(Entries taken from a collection)

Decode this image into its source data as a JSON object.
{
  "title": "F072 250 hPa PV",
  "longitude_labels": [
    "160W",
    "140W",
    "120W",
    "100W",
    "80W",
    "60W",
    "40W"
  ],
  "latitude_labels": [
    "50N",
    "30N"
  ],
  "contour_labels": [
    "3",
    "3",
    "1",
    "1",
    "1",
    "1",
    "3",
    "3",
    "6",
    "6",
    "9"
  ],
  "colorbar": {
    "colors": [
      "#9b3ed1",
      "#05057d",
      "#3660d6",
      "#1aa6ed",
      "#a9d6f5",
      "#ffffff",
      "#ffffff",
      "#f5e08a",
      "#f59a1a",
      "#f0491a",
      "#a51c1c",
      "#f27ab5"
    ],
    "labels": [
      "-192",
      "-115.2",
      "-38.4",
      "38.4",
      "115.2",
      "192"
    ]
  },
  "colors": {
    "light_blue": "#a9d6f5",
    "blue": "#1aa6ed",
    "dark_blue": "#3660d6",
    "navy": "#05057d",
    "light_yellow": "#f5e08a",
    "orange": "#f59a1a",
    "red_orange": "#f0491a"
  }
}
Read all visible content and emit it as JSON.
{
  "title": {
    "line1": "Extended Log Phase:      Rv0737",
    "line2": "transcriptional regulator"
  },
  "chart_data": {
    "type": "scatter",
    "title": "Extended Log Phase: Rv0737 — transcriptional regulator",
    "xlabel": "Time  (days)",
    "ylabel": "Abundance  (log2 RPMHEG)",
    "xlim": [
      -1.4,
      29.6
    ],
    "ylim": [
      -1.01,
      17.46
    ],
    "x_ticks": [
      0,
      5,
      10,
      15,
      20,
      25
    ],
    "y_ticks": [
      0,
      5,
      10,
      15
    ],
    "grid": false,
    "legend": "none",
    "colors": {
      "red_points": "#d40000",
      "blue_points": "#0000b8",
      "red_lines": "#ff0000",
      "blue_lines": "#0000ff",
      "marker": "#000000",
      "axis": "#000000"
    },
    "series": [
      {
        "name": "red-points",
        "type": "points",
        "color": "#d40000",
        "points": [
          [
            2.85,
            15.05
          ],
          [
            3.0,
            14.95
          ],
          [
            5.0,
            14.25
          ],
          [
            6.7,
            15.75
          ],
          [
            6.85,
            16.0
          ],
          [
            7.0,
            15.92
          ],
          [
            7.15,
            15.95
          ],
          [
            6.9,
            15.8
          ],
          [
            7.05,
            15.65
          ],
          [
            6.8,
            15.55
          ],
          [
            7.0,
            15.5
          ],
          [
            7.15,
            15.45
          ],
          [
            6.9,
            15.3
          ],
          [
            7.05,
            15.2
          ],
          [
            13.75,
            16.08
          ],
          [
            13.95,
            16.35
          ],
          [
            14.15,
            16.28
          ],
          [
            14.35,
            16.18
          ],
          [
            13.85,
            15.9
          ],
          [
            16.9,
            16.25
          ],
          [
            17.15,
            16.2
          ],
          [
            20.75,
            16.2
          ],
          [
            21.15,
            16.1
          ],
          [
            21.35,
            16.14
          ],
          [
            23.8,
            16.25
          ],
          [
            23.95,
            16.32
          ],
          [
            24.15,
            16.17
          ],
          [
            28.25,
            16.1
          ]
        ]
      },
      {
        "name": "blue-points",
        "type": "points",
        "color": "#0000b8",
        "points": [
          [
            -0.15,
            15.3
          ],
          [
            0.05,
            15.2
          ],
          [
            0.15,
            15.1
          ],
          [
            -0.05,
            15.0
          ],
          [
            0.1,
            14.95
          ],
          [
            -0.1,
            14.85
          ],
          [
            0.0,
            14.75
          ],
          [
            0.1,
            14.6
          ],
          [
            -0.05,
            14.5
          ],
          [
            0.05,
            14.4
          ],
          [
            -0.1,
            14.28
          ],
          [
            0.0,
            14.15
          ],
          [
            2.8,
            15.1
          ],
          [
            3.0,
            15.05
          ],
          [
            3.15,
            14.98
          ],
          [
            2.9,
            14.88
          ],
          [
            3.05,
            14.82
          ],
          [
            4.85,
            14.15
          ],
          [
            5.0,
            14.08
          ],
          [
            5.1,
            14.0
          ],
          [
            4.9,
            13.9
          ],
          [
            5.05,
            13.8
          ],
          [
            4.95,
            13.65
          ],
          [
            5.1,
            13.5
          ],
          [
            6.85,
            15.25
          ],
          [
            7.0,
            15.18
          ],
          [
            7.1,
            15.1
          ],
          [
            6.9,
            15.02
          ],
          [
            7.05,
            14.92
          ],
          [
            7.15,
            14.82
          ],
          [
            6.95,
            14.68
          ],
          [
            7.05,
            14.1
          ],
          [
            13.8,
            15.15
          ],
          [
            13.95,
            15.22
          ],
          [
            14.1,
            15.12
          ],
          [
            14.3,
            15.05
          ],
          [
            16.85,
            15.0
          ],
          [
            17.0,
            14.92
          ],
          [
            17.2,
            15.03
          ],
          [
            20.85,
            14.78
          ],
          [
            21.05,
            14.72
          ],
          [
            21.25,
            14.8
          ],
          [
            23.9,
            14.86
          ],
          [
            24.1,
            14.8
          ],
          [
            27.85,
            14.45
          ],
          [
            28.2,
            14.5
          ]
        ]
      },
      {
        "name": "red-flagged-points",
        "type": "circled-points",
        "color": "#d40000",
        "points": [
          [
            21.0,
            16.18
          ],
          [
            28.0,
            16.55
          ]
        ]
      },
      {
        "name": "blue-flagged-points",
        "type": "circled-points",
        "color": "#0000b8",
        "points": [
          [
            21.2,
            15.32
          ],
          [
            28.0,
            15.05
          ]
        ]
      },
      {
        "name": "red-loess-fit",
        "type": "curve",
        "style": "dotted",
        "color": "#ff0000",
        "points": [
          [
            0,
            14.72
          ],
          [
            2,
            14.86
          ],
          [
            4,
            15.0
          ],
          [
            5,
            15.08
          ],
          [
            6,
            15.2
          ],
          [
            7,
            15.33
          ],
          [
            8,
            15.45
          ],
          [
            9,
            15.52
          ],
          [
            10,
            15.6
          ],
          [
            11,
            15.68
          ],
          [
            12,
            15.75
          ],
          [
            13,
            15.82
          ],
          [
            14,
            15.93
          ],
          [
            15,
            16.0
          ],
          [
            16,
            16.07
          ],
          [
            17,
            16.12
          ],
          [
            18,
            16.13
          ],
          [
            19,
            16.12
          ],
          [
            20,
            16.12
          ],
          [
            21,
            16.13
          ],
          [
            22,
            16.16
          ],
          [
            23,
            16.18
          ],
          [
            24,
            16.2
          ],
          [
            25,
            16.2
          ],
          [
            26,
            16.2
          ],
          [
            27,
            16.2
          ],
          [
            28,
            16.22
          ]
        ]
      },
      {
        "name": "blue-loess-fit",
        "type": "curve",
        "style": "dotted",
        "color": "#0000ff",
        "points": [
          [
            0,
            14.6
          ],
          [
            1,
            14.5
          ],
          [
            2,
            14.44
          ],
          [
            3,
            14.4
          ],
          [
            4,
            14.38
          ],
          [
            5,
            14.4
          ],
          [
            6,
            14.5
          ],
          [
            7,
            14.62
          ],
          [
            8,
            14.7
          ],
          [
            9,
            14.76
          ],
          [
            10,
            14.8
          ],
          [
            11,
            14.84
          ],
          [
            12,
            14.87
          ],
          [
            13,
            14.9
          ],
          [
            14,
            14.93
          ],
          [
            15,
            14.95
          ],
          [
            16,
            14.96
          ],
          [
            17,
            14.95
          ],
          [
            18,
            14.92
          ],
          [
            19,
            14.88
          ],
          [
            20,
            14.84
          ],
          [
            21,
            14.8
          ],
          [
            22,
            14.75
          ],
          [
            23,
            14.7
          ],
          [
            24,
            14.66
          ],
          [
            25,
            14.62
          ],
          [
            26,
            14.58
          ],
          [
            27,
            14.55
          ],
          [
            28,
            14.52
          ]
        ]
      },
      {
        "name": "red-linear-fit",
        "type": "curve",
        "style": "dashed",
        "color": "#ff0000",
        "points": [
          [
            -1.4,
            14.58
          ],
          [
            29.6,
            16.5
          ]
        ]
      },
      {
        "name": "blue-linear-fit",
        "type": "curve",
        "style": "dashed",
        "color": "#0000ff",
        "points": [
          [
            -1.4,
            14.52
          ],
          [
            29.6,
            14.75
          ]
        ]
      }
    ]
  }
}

Task statement:
Extract all lines that hold the word "JSON".

Answer:
Decode this image into its source data as a JSON object.
Read all visible content and emit it as JSON.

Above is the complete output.